**What you will do:**
Reproduce the following material verbatim, keeping every line in its original order.
###
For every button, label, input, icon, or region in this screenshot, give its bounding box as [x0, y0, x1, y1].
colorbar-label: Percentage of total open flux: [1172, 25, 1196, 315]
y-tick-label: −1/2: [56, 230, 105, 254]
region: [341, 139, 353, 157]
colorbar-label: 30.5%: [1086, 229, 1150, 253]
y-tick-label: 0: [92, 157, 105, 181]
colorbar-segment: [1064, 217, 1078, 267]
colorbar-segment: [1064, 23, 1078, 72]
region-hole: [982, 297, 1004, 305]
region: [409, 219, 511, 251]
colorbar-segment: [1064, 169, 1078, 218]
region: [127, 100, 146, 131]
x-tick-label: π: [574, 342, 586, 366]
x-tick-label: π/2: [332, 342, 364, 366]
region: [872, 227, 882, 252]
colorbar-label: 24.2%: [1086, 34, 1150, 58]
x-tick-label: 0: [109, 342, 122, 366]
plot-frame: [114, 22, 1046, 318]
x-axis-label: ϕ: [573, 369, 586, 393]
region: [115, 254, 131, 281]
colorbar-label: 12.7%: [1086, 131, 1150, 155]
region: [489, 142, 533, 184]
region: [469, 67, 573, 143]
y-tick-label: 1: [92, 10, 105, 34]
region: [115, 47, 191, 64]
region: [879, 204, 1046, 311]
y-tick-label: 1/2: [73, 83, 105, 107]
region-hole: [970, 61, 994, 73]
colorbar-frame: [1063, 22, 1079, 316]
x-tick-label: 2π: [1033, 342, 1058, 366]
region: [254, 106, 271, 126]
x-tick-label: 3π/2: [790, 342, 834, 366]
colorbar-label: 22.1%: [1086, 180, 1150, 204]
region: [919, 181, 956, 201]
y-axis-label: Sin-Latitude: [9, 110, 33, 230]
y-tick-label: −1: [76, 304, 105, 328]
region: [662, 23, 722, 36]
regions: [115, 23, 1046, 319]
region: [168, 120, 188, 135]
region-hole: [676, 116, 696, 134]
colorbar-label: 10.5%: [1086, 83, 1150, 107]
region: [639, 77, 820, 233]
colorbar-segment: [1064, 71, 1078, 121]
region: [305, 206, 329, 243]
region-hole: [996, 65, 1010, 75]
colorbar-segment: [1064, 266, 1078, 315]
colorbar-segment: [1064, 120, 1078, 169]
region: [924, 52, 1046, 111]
###
**Exercise output:**
For every button, label, input, icon, or region in this screenshot, give its bounding box as [x0, y0, x1, y1].
colorbar-label: Percentage of total open flux: [1172, 25, 1196, 315]
y-tick-label: −1/2: [56, 230, 105, 254]
region: [341, 139, 353, 157]
colorbar-label: 30.5%: [1086, 229, 1150, 253]
y-tick-label: 0: [92, 157, 105, 181]
colorbar-segment: [1064, 217, 1078, 267]
colorbar-segment: [1064, 23, 1078, 72]
region-hole: [982, 297, 1004, 305]
region: [409, 219, 511, 251]
colorbar-segment: [1064, 169, 1078, 218]
region: [127, 100, 146, 131]
x-tick-label: π: [574, 342, 586, 366]
x-tick-label: π/2: [332, 342, 364, 366]
region: [872, 227, 882, 252]
colorbar-label: 24.2%: [1086, 34, 1150, 58]
x-tick-label: 0: [109, 342, 122, 366]
plot-frame: [114, 22, 1046, 318]
x-axis-label: ϕ: [573, 369, 586, 393]
region: [115, 254, 131, 281]
colorbar-label: 12.7%: [1086, 131, 1150, 155]
region: [489, 142, 533, 184]
region: [469, 67, 573, 143]
y-tick-label: 1: [92, 10, 105, 34]
region: [115, 47, 191, 64]
region: [879, 204, 1046, 311]
y-tick-label: 1/2: [73, 83, 105, 107]
region-hole: [970, 61, 994, 73]
colorbar-frame: [1063, 22, 1079, 316]
x-tick-label: 2π: [1033, 342, 1058, 366]
region: [254, 106, 271, 126]
x-tick-label: 3π/2: [790, 342, 834, 366]
colorbar-label: 22.1%: [1086, 180, 1150, 204]
region: [919, 181, 956, 201]
y-axis-label: Sin-Latitude: [9, 110, 33, 230]
y-tick-label: −1: [76, 304, 105, 328]
region: [662, 23, 722, 36]
regions: [115, 23, 1046, 319]
region: [168, 120, 188, 135]
region-hole: [676, 116, 696, 134]
colorbar-label: 10.5%: [1086, 83, 1150, 107]
region: [639, 77, 820, 233]
colorbar-segment: [1064, 71, 1078, 121]
region: [305, 206, 329, 243]
region-hole: [996, 65, 1010, 75]
colorbar-segment: [1064, 266, 1078, 315]
colorbar-segment: [1064, 120, 1078, 169]
region: [924, 52, 1046, 111]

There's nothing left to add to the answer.